(Stored records)

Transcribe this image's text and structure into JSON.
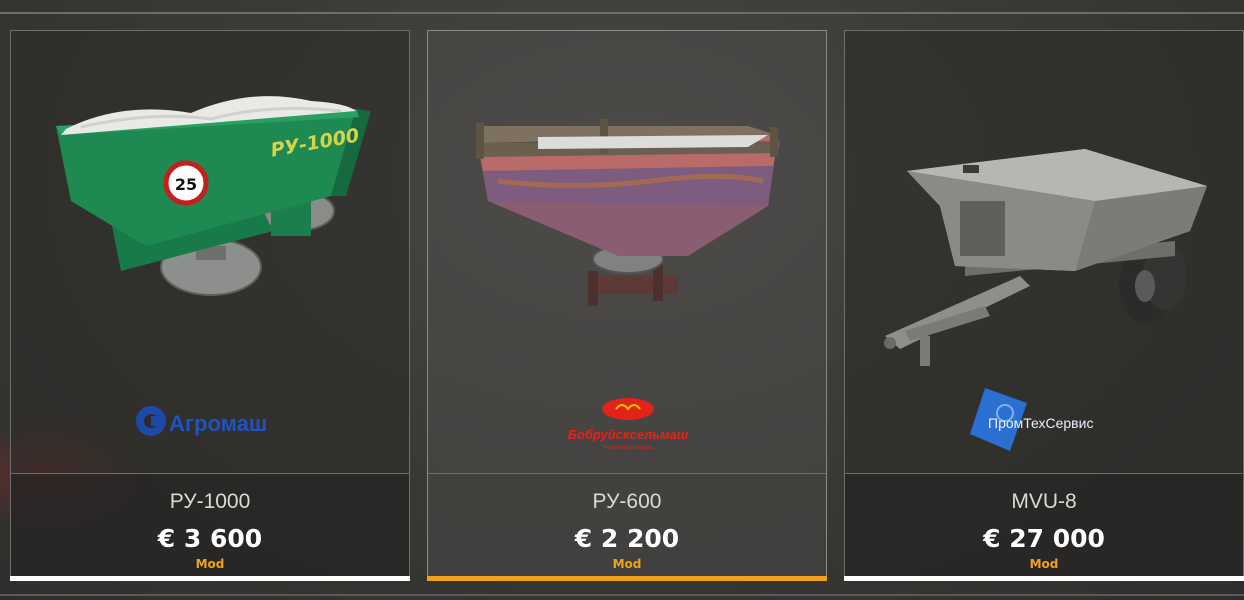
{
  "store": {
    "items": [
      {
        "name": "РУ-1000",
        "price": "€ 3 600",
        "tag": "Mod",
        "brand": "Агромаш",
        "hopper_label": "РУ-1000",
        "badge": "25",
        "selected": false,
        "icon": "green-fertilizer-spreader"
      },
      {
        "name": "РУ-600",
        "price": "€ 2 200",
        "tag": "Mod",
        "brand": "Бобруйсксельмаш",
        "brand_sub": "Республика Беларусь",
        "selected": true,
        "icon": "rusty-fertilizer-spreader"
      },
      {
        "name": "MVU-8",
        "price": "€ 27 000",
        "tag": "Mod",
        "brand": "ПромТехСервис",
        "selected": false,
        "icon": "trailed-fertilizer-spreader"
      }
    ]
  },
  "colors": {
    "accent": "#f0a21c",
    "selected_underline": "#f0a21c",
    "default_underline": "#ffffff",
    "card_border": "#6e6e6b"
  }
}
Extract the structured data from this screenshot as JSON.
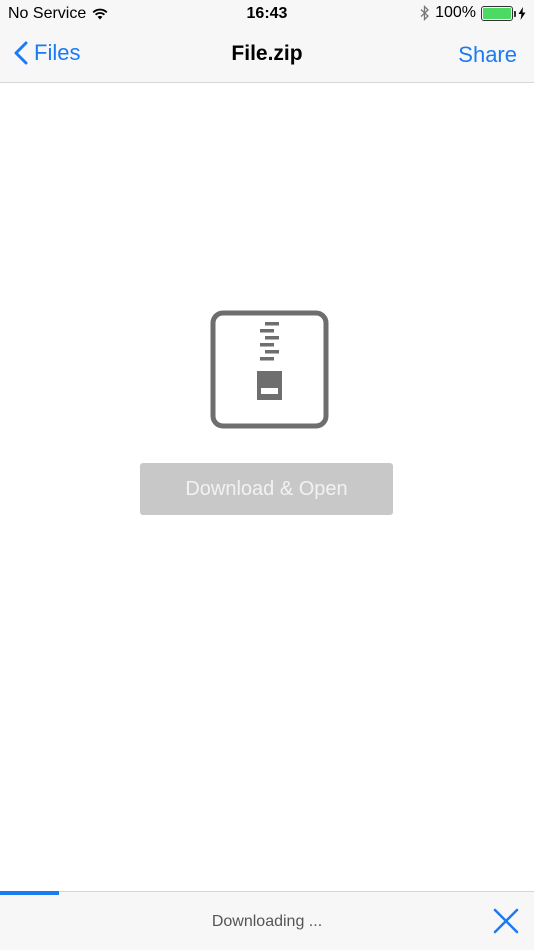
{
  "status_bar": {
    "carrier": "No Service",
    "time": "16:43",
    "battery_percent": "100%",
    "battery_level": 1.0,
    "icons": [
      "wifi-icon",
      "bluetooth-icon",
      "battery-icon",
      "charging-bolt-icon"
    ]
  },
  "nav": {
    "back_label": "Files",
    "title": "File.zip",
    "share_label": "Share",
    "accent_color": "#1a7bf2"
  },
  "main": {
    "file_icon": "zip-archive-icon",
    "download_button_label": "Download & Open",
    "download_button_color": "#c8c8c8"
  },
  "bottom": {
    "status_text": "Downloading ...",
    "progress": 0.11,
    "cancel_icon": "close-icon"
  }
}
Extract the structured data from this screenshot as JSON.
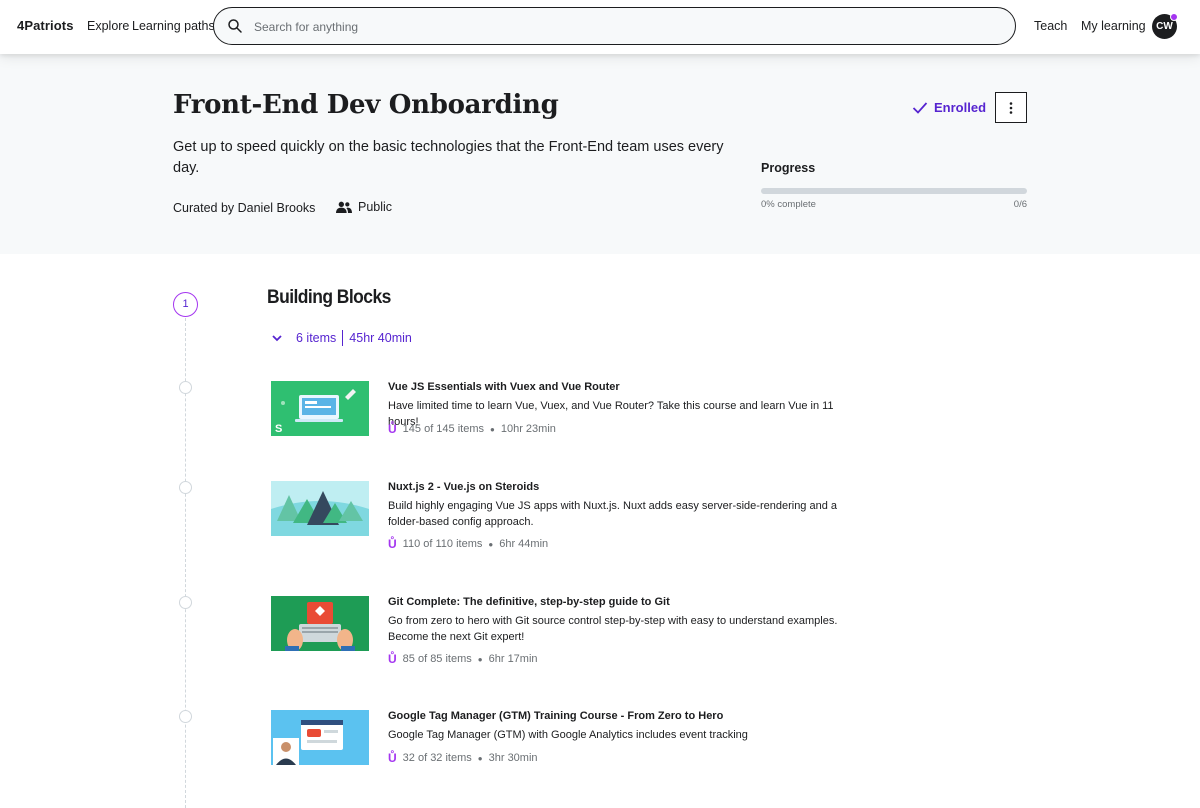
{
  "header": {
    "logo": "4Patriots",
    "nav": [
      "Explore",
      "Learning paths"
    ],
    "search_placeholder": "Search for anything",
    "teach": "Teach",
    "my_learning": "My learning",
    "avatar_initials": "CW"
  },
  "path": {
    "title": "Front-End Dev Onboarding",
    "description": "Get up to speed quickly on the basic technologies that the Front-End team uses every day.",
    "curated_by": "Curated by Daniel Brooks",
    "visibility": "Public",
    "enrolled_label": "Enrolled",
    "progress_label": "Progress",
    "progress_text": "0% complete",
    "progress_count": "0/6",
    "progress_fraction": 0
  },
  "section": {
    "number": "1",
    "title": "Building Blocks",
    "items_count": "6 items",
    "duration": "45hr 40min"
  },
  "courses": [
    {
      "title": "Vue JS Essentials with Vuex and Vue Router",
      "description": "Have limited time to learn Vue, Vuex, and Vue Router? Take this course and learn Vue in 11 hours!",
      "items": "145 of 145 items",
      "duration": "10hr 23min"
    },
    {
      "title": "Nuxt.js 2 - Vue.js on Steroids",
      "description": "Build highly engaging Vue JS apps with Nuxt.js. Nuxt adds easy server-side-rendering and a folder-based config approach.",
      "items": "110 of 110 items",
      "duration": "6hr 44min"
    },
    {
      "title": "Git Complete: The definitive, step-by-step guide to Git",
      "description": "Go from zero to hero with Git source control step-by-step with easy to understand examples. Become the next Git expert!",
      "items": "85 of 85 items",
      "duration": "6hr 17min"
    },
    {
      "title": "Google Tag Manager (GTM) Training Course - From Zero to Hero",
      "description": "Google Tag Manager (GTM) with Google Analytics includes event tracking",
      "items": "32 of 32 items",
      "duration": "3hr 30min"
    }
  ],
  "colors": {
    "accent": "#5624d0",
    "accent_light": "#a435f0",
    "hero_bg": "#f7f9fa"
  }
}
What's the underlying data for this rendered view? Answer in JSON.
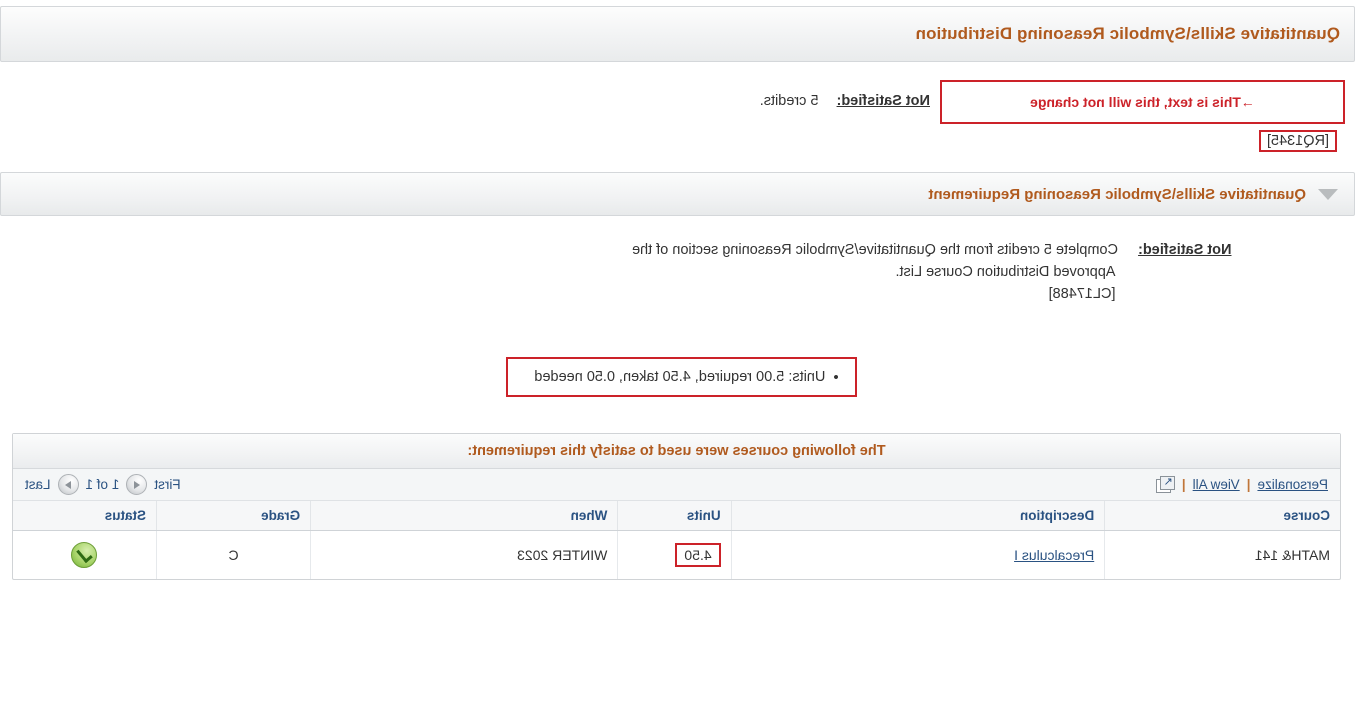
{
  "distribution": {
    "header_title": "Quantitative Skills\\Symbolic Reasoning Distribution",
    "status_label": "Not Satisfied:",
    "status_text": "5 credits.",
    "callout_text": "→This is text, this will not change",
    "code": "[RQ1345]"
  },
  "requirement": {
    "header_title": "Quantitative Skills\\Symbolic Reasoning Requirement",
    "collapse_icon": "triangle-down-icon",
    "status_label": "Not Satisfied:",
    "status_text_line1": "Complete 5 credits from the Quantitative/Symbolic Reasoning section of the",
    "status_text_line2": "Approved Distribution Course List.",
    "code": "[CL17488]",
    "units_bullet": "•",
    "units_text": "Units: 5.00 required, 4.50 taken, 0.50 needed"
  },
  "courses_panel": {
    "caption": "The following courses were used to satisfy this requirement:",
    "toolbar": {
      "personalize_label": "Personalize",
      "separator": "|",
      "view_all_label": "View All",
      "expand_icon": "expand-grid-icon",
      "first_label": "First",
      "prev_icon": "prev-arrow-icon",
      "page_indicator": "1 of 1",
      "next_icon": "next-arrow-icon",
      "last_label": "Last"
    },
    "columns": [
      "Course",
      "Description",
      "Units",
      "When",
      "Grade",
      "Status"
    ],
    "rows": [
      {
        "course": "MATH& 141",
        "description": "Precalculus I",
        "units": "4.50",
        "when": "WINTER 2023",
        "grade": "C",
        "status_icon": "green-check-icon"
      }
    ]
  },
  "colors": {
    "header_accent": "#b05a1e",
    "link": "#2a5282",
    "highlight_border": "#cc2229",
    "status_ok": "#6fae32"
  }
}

(TO DO) Copy every line that includes the string "time" from the material above.

(EXERCISE ANSWER)
    "time": "16:43",
      "description": "Have limited time to learn Vue, Vuex, and Vue Router? Take this course and learn Vue in 11 hours!",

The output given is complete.